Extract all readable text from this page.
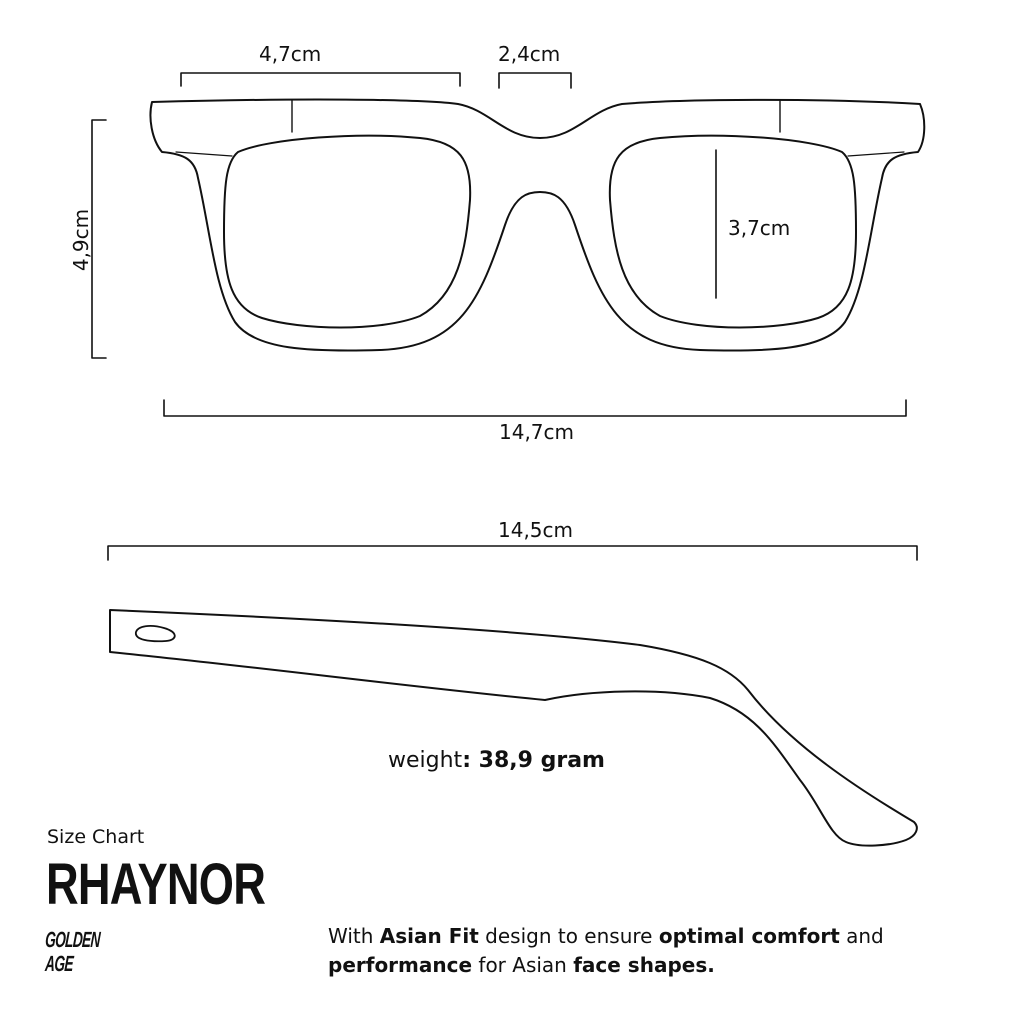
4,7cm	2,4cm
4,9cm	3,7cm
14,7cm
14,5cm
weight: 38,9 gram
Size Chart
RHAYNOR
GOLDEN
AGE
With Asian Fit design to ensure optimal comfort and
performance for Asian face shapes.
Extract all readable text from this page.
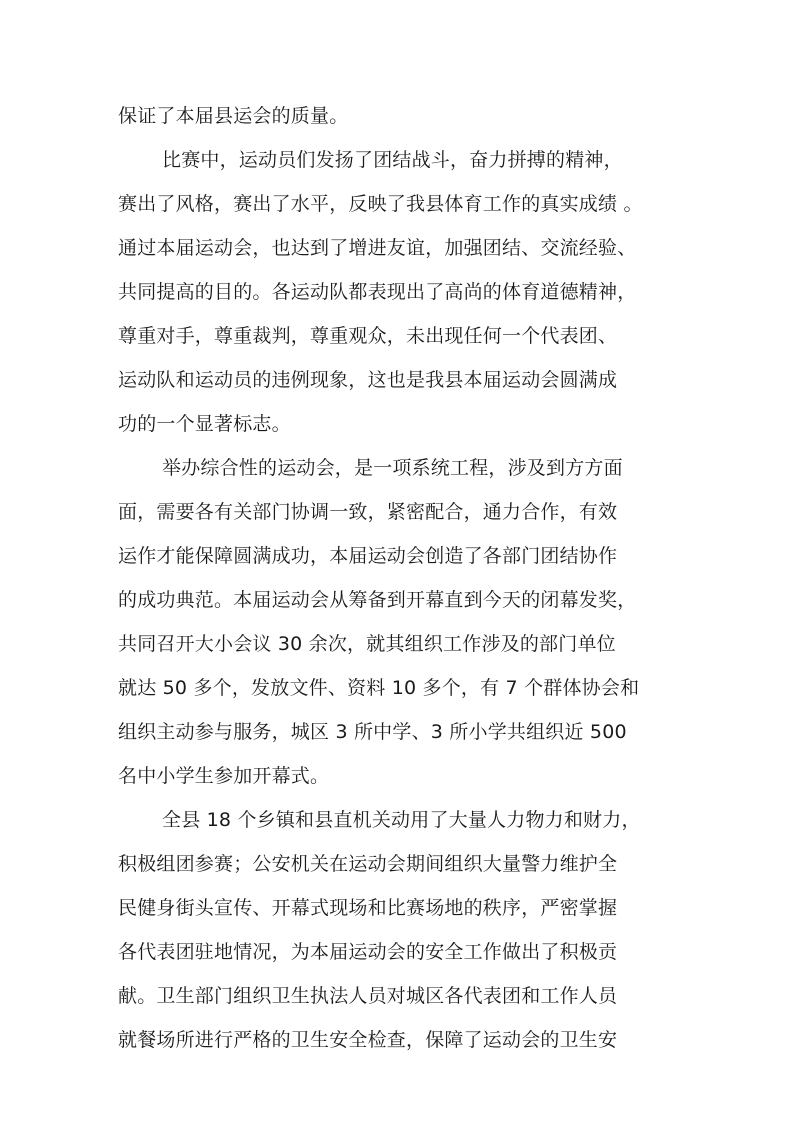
保证了本届县运会的质量。
比赛中，运动员们发扬了团结战斗，奋力拼搏的精神，
赛出了风格，赛出了水平，反映了我县体育工作的真实成绩 。
通过本届运动会，也达到了增进友谊，加强团结、交流经验、
共同提高的目的。各运动队都表现出了高尚的体育道德精神，
尊重对手，尊重裁判，尊重观众，未出现任何一个代表团、
运动队和运动员的违例现象，这也是我县本届运动会圆满成
功的一个显著标志。
举办综合性的运动会，是一项系统工程，涉及到方方面
面，需要各有关部门协调一致，紧密配合，通力合作，有效
运作才能保障圆满成功，本届运动会创造了各部门团结协作
的成功典范。本届运动会从筹备到开幕直到今天的闭幕发奖，
共同召开大小会议 30 余次，就其组织工作涉及的部门单位
就达 50 多个，发放文件、资料 10 多个，有 7 个群体协会和
组织主动参与服务，城区 3 所中学、3 所小学共组织近 500
名中小学生参加开幕式。
全县 18 个乡镇和县直机关动用了大量人力物力和财力，
积极组团参赛；公安机关在运动会期间组织大量警力维护全
民健身街头宣传、开幕式现场和比赛场地的秩序，严密掌握
各代表团驻地情况，为本届运动会的安全工作做出了积极贡
献。卫生部门组织卫生执法人员对城区各代表团和工作人员
就餐场所进行严格的卫生安全检查，保障了运动会的卫生安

········

### TASK TO CARRY OUT
Every record gets retyped exactly; no picture goes into the copy.

### RESPONSE
Extract all readable text from this page.
4,7cm	2,4cm
4,9cm	3,7cm
14,7cm
14,5cm
weight: 38,9 gram
Size Chart
RHAYNOR
GOLDEN
AGE
With Asian Fit design to ensure optimal comfort and
performance for Asian face shapes.
Extract all readable text from this page.
保证了本届县运会的质量。
比赛中，运动员们发扬了团结战斗，奋力拼搏的精神，
赛出了风格，赛出了水平，反映了我县体育工作的真实成绩 。
通过本届运动会，也达到了增进友谊，加强团结、交流经验、
共同提高的目的。各运动队都表现出了高尚的体育道德精神，
尊重对手，尊重裁判，尊重观众，未出现任何一个代表团、
运动队和运动员的违例现象，这也是我县本届运动会圆满成
功的一个显著标志。
举办综合性的运动会，是一项系统工程，涉及到方方面
面，需要各有关部门协调一致，紧密配合，通力合作，有效
运作才能保障圆满成功，本届运动会创造了各部门团结协作
的成功典范。本届运动会从筹备到开幕直到今天的闭幕发奖，
共同召开大小会议 30 余次，就其组织工作涉及的部门单位
就达 50 多个，发放文件、资料 10 多个，有 7 个群体协会和
组织主动参与服务，城区 3 所中学、3 所小学共组织近 500
名中小学生参加开幕式。
全县 18 个乡镇和县直机关动用了大量人力物力和财力，
积极组团参赛；公安机关在运动会期间组织大量警力维护全
民健身街头宣传、开幕式现场和比赛场地的秩序，严密掌握
各代表团驻地情况，为本届运动会的安全工作做出了积极贡
献。卫生部门组织卫生执法人员对城区各代表团和工作人员
就餐场所进行严格的卫生安全检查，保障了运动会的卫生安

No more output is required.